- [Instruction]: In the records below, find every line containing the string "area" and copy each one. Case counts.
====== Record set
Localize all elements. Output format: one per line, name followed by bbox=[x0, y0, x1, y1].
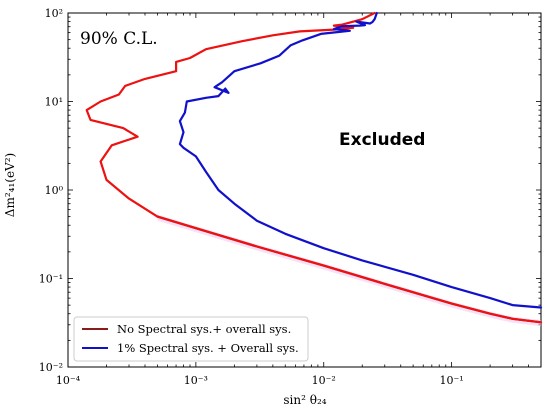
series-line-1 bbox=[85, 11, 543, 324]
uncertainty-band bbox=[157, 214, 541, 327]
legend-label-1: 1% Spectral sys. + Overall sys. bbox=[117, 341, 299, 355]
x-tick-label: 10⁻² bbox=[312, 374, 336, 387]
y-axis-title: Δm²₄₁(eV²) bbox=[3, 153, 17, 217]
y-tick-label: 10⁻² bbox=[39, 361, 63, 374]
legend-label-0: No Spectral sys.+ overall sys. bbox=[117, 322, 291, 336]
x-tick-label: 10⁻³ bbox=[184, 374, 208, 387]
series-layer bbox=[85, 11, 543, 327]
y-tick-label: 10¹ bbox=[45, 96, 63, 109]
y-tick-label: 10² bbox=[45, 7, 63, 20]
y-tick-label: 10⁻¹ bbox=[39, 273, 63, 286]
legend: No Spectral sys.+ overall sys. 1% Spectr… bbox=[73, 316, 309, 362]
legend-box bbox=[73, 316, 309, 362]
y-tick-label: 10⁰ bbox=[45, 184, 64, 197]
series-line-2 bbox=[178, 11, 543, 309]
x-tick-label: 10⁻⁴ bbox=[56, 374, 81, 387]
plot-frame bbox=[67, 12, 542, 368]
excluded-annotation: Excluded bbox=[339, 130, 425, 150]
cl-annotation: 90% C.L. bbox=[80, 29, 158, 49]
axis-ticks: 10⁻⁴ 10⁻³ 10⁻² 10⁻¹ 10⁻² 10⁻¹ 10⁰ 10¹ 10² bbox=[39, 7, 542, 387]
x-axis-title: sin² θ₂₄ bbox=[283, 393, 326, 407]
x-tick-label: 10⁻¹ bbox=[440, 374, 464, 387]
plot-area bbox=[67, 12, 542, 368]
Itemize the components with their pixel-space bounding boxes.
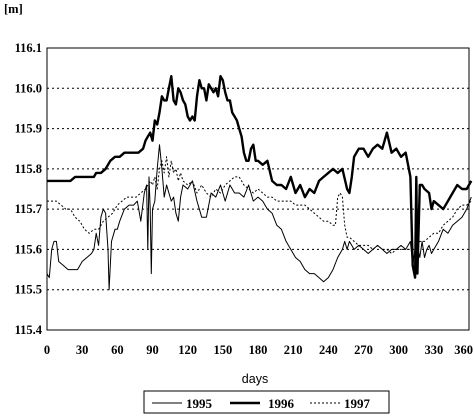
series-line-1996 [47,75,473,279]
x-tick-label: 270 [354,343,373,357]
y-axis-unit-label: [m] [4,2,23,16]
y-tick-label: 116.1 [15,41,42,55]
y-tick-label: 115.7 [15,202,42,216]
y-tick-label: 115.8 [15,162,42,176]
plot-area-border [46,47,470,331]
legend-label-1997: 1997 [344,396,371,411]
x-tick-label: 240 [319,343,338,357]
x-tick-label: 360 [454,343,473,357]
x-axis-tick-labels: 0 30 60 90 120 150 180 210 240 270 300 330 360 [44,343,473,357]
series-line-1997 [47,156,472,254]
legend-label-1996: 1996 [268,396,295,411]
x-tick-label: 210 [284,343,303,357]
y-tick-label: 115.9 [15,122,42,136]
x-axis-title: days [242,372,268,386]
y-tick-label: 115.6 [15,242,42,256]
series-line-1995 [46,144,472,291]
x-tick-label: 90 [146,343,159,357]
x-tick-label: 120 [178,343,197,357]
x-tick-label: 180 [249,343,268,357]
x-tick-label: 300 [389,343,408,357]
legend: 1995 1996 1997 [143,390,390,414]
x-tick-label: 150 [213,343,232,357]
x-tick-label: 60 [111,343,124,357]
legend-box [143,390,390,414]
legend-label-1995: 1995 [186,396,213,411]
x-tick-label: 330 [424,343,443,357]
y-tick-label: 116.0 [15,81,42,95]
y-tick-label: 115.5 [15,283,42,297]
gridlines [47,87,469,291]
series-lines [46,75,473,291]
x-tick-label: 30 [76,343,89,357]
x-tick-label: 0 [44,343,50,357]
y-tick-label: 115.4 [15,323,43,337]
y-axis-tick-labels: 116.1 116.0 115.9 115.8 115.7 115.6 115.5 115.4 [15,41,43,337]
============
- [Solution to the problem]:
plot-area bbox=[67, 12, 542, 368]
plot-area-border [46,47,470,331]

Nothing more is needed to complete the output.